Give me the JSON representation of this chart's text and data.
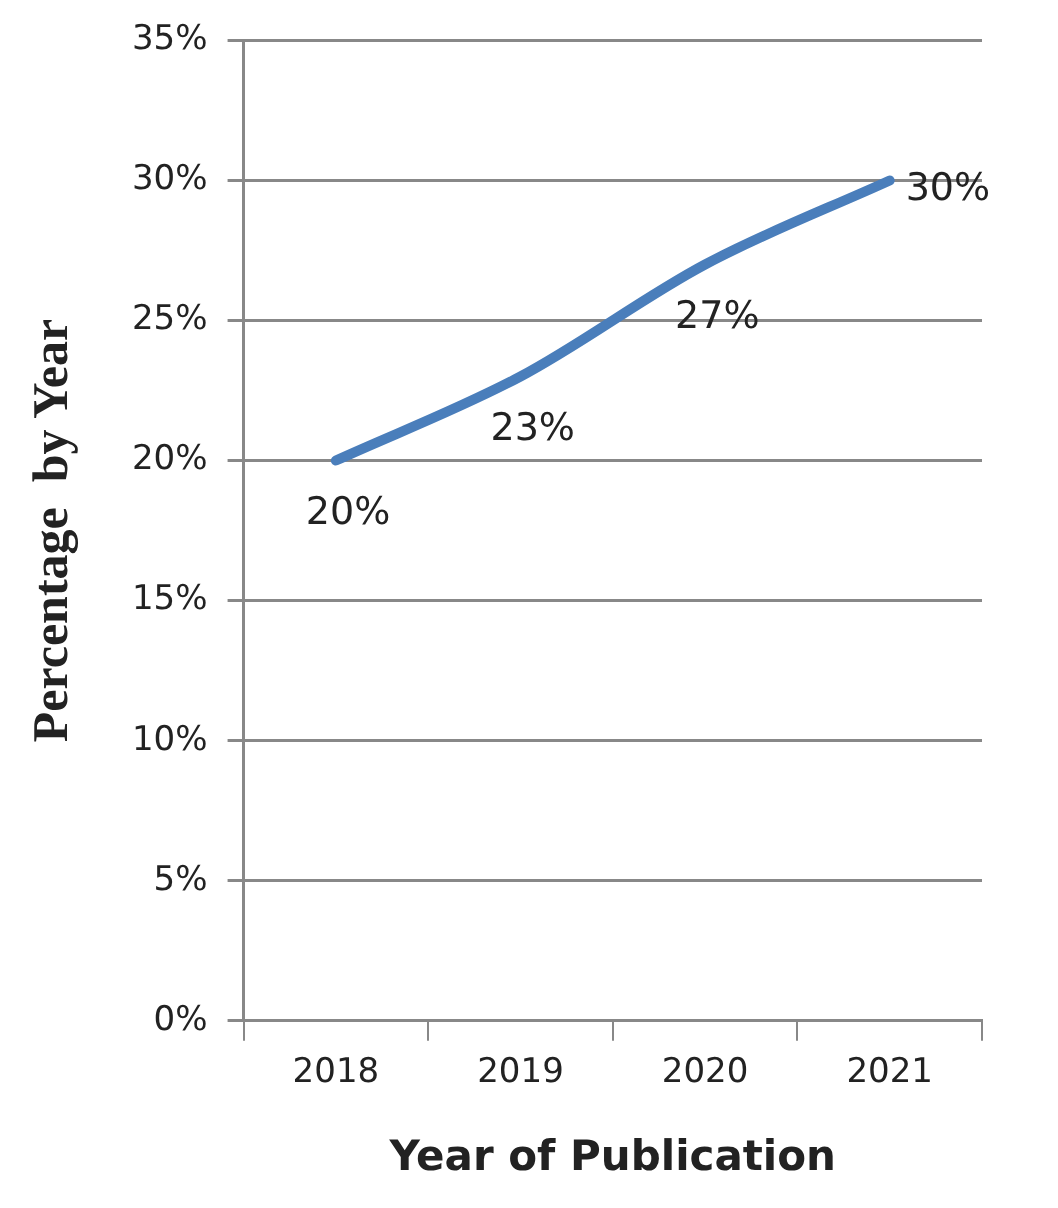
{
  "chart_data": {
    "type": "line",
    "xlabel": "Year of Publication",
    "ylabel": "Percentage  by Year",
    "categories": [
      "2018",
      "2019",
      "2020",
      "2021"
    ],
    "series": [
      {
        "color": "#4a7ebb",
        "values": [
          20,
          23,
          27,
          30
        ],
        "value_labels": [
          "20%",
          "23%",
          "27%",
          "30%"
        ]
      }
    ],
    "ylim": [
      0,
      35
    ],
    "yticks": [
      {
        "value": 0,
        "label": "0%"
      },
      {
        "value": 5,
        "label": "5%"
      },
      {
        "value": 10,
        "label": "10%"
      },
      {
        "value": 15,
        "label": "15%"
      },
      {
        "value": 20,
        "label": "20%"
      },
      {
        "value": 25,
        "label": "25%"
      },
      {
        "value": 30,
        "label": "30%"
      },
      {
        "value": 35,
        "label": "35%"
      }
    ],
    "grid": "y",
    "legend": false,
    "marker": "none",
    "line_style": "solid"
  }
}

= = =

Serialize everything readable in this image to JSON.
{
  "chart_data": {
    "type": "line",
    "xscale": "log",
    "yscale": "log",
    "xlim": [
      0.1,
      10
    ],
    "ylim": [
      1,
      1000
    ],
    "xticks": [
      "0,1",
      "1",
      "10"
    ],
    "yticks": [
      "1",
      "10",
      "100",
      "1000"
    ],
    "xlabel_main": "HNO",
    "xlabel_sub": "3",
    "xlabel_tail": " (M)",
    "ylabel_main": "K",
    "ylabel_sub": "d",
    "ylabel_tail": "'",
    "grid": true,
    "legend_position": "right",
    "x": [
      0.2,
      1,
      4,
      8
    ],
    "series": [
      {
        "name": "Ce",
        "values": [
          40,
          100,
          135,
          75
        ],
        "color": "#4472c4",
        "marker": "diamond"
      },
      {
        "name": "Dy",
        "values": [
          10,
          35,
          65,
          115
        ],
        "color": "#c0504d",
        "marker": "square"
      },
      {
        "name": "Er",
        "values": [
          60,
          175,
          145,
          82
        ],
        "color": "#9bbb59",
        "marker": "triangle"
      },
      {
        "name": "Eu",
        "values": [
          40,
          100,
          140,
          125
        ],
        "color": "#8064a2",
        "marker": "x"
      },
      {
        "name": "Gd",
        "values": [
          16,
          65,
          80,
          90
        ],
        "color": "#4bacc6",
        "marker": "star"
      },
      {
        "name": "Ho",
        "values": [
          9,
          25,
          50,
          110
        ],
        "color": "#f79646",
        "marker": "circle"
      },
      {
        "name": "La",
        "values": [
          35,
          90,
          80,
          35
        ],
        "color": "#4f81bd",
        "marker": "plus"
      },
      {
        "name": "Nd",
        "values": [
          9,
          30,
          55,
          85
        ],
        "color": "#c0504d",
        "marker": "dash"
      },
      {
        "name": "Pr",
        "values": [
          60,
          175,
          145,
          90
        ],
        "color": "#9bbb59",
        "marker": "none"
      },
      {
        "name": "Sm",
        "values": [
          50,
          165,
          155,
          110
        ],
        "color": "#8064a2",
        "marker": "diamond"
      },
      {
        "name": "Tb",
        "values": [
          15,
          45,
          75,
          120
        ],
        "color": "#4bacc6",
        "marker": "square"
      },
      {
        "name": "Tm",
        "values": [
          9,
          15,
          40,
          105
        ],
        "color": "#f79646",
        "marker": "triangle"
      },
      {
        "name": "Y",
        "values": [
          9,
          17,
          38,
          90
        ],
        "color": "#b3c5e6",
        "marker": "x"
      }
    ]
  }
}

= = =

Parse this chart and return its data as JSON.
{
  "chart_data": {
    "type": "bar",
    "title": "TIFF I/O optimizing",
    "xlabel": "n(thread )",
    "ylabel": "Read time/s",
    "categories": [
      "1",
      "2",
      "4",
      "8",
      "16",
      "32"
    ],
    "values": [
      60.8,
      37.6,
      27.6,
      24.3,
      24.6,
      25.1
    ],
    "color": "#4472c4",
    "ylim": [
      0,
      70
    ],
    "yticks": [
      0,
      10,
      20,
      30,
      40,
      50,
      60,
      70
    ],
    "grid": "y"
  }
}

= = =

TASK TO COMPLETE
List every line from the entries above in which "Year" appears.

SOLUTION TO THE PROBLEM
    "xlabel": "Year of Publication",
    "ylabel": "Percentage  by Year",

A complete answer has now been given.